---------- Provided data
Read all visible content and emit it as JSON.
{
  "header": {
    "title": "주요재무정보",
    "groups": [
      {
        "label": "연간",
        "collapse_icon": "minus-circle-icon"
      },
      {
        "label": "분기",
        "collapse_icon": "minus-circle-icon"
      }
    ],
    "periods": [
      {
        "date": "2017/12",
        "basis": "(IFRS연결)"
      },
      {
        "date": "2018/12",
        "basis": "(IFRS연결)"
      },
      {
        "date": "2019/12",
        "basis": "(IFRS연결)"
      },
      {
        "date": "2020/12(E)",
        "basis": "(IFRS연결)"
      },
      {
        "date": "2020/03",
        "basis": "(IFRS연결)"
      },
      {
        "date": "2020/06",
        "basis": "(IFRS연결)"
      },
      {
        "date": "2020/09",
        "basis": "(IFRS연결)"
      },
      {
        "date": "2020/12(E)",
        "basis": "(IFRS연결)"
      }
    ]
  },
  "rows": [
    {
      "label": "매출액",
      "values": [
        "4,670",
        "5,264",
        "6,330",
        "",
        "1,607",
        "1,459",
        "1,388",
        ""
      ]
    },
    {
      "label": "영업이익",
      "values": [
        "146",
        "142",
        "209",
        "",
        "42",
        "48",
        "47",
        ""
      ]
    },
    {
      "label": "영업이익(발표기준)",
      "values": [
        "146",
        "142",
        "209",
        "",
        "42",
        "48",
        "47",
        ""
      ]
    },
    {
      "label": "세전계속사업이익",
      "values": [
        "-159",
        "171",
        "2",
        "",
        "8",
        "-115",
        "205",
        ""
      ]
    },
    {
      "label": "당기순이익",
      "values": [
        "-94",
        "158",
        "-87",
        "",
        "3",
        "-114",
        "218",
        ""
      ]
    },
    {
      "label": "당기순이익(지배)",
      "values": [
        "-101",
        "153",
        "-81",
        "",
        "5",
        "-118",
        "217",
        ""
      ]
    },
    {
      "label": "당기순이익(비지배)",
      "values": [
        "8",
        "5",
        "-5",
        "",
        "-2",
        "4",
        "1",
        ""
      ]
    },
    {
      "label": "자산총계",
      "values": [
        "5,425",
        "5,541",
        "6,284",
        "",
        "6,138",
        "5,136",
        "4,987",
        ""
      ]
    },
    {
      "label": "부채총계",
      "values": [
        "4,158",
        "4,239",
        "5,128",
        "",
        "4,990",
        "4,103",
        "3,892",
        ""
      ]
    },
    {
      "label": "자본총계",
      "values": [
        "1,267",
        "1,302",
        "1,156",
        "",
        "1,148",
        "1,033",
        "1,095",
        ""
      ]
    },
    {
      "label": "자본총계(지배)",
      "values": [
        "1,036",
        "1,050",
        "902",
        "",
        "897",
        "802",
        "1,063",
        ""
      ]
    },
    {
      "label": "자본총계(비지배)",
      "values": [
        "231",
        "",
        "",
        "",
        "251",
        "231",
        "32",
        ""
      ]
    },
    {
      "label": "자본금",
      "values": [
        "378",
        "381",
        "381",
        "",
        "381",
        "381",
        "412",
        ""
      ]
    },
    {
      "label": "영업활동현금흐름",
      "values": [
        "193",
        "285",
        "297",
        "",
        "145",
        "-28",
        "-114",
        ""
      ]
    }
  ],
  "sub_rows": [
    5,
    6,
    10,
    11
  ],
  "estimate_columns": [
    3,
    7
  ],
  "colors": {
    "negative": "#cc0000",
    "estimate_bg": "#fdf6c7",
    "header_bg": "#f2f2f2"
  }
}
--------------------
Using the records above, find and show each line with the string "당기순이익".

      "label": "당기순이익",
      "label": "당기순이익(지배)",
      "label": "당기순이익(비지배)",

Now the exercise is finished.